(Data entries)

● ● ● ●

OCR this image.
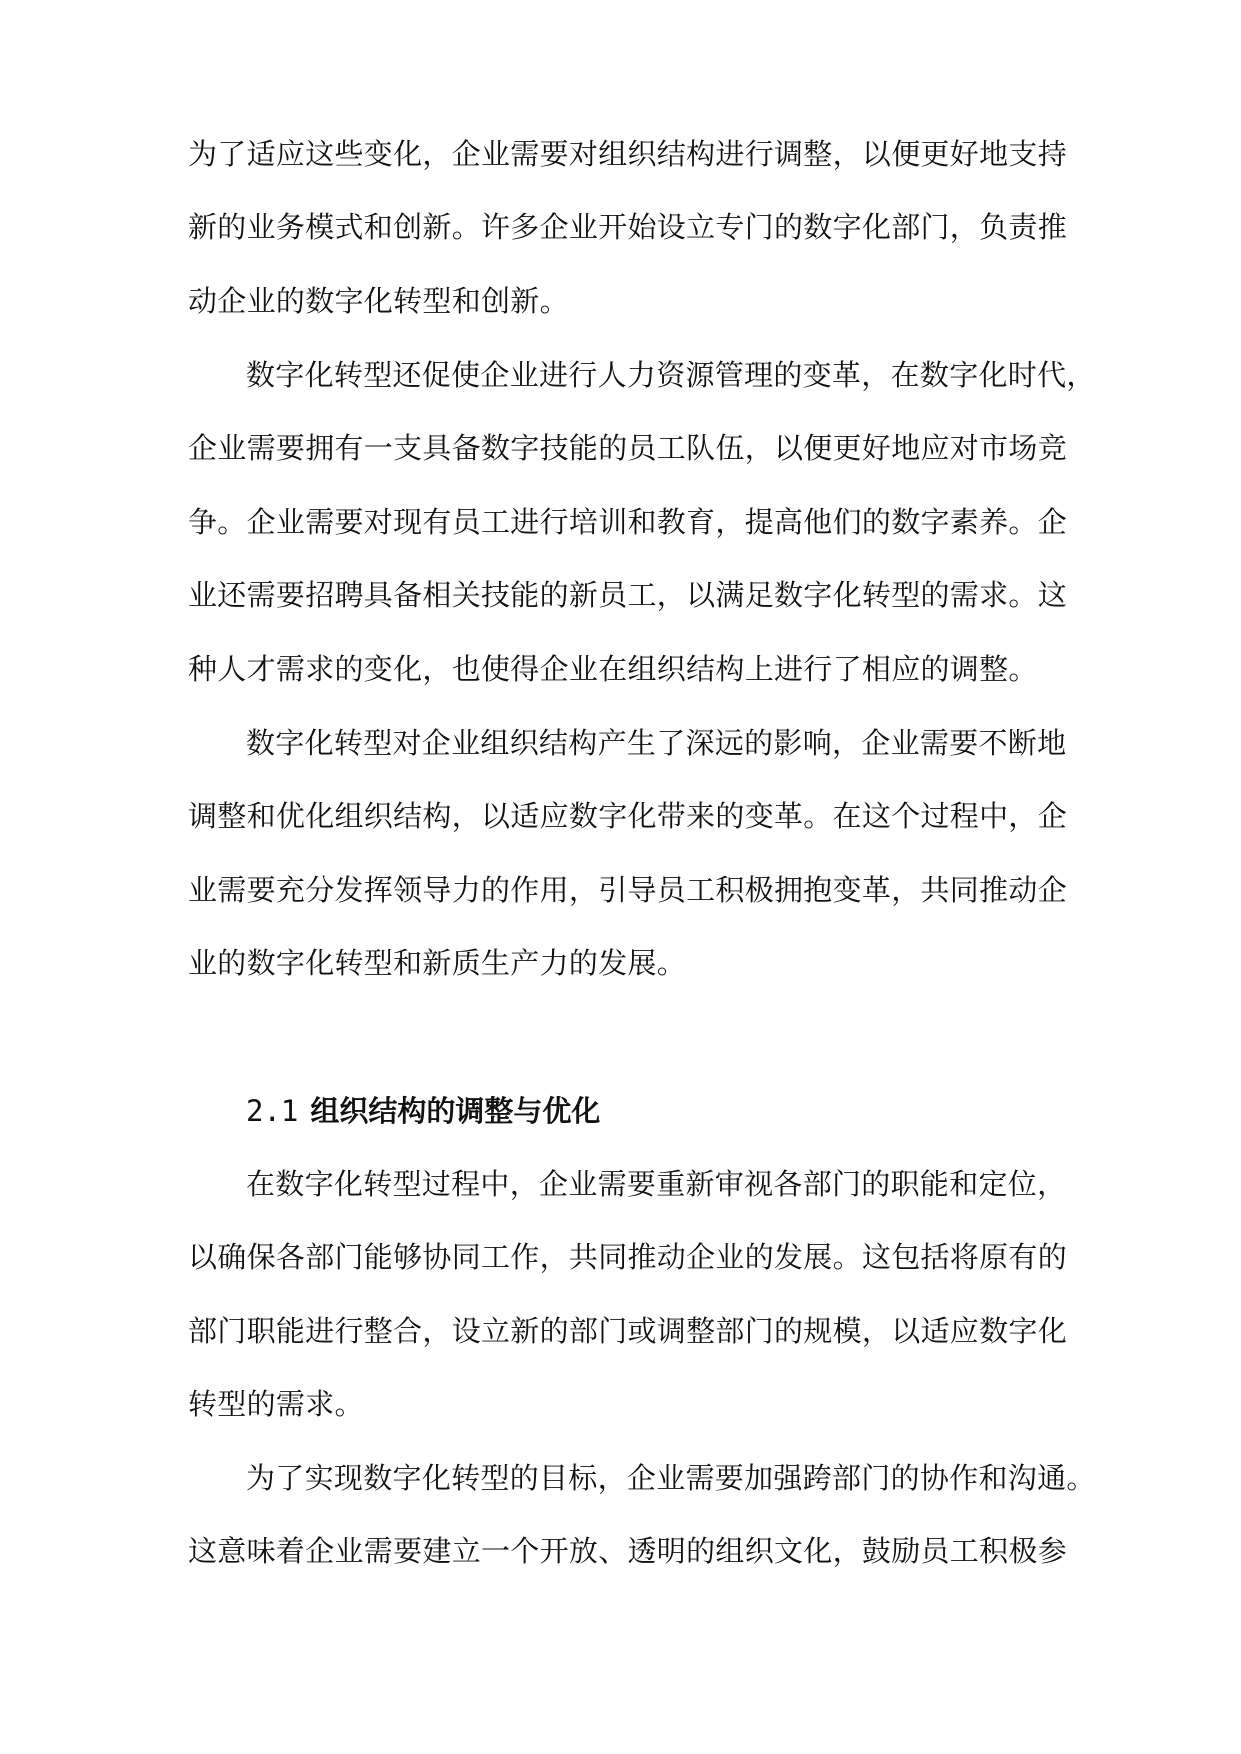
为了适应这些变化，企业需要对组织结构进行调整，以便更好地支持
新的业务模式和创新。许多企业开始设立专门的数字化部门，负责推
动企业的数字化转型和创新。

数字化转型还促使企业进行人力资源管理的变革，在数字化时代，
企业需要拥有一支具备数字技能的员工队伍，以便更好地应对市场竞
争。企业需要对现有员工进行培训和教育，提高他们的数字素养。企
业还需要招聘具备相关技能的新员工，以满足数字化转型的需求。这
种人才需求的变化，也使得企业在组织结构上进行了相应的调整。

数字化转型对企业组织结构产生了深远的影响，企业需要不断地
调整和优化组织结构，以适应数字化带来的变革。在这个过程中，企
业需要充分发挥领导力的作用，引导员工积极拥抱变革，共同推动企
业的数字化转型和新质生产力的发展。

2.1 组织结构的调整与优化

在数字化转型过程中，企业需要重新审视各部门的职能和定位，
以确保各部门能够协同工作，共同推动企业的发展。这包括将原有的
部门职能进行整合，设立新的部门或调整部门的规模，以适应数字化
转型的需求。

为了实现数字化转型的目标，企业需要加强跨部门的协作和沟通。
这意味着企业需要建立一个开放、透明的组织文化，鼓励员工积极参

● ● ● ●

* **PROBLEM STATEMENT**
Without including any picture, retype the entries exactly.

* **WRITTEN SOLUTION**
OCR this image.
为了适应这些变化，企业需要对组织结构进行调整，以便更好地支持
新的业务模式和创新。许多企业开始设立专门的数字化部门，负责推
动企业的数字化转型和创新。

数字化转型还促使企业进行人力资源管理的变革，在数字化时代，
企业需要拥有一支具备数字技能的员工队伍，以便更好地应对市场竞
争。企业需要对现有员工进行培训和教育，提高他们的数字素养。企
业还需要招聘具备相关技能的新员工，以满足数字化转型的需求。这
种人才需求的变化，也使得企业在组织结构上进行了相应的调整。

数字化转型对企业组织结构产生了深远的影响，企业需要不断地
调整和优化组织结构，以适应数字化带来的变革。在这个过程中，企
业需要充分发挥领导力的作用，引导员工积极拥抱变革，共同推动企
业的数字化转型和新质生产力的发展。

2.1 组织结构的调整与优化

在数字化转型过程中，企业需要重新审视各部门的职能和定位，
以确保各部门能够协同工作，共同推动企业的发展。这包括将原有的
部门职能进行整合，设立新的部门或调整部门的规模，以适应数字化
转型的需求。

为了实现数字化转型的目标，企业需要加强跨部门的协作和沟通。
这意味着企业需要建立一个开放、透明的组织文化，鼓励员工积极参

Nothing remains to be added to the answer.